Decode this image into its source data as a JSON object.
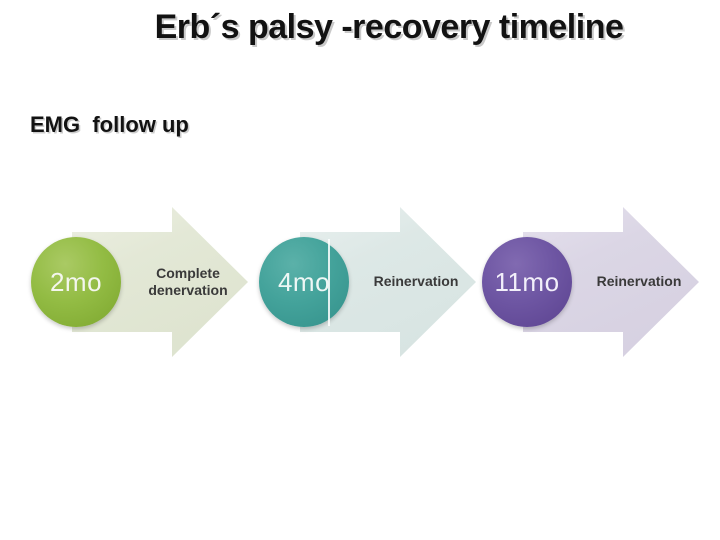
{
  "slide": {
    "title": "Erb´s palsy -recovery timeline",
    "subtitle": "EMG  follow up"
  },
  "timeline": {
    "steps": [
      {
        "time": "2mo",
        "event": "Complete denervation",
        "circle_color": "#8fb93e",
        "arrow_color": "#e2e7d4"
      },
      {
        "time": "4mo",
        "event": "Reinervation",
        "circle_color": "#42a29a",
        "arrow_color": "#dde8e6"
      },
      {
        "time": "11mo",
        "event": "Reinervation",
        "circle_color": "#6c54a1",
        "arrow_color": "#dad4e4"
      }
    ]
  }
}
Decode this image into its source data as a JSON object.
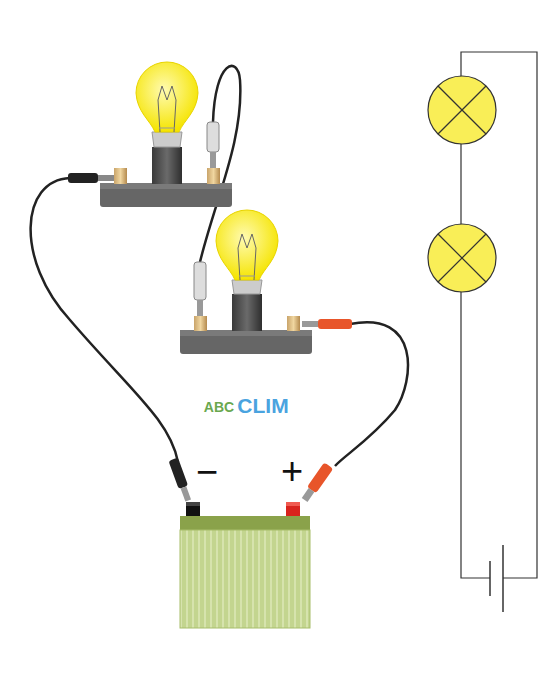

_____

Each record above should be copied character for character, with pictures dropped.

#### EXERCISE RESULT:
Decode this image into its source data as a JSON object.
{
  "slide": {
    "title": "Erb´s palsy -recovery timeline",
    "subtitle": "EMG  follow up"
  },
  "timeline": {
    "steps": [
      {
        "time": "2mo",
        "event": "Complete denervation",
        "circle_color": "#8fb93e",
        "arrow_color": "#e2e7d4"
      },
      {
        "time": "4mo",
        "event": "Reinervation",
        "circle_color": "#42a29a",
        "arrow_color": "#dde8e6"
      },
      {
        "time": "11mo",
        "event": "Reinervation",
        "circle_color": "#6c54a1",
        "arrow_color": "#dad4e4"
      }
    ]
  }
}
Decode this image into its source data as a JSON object.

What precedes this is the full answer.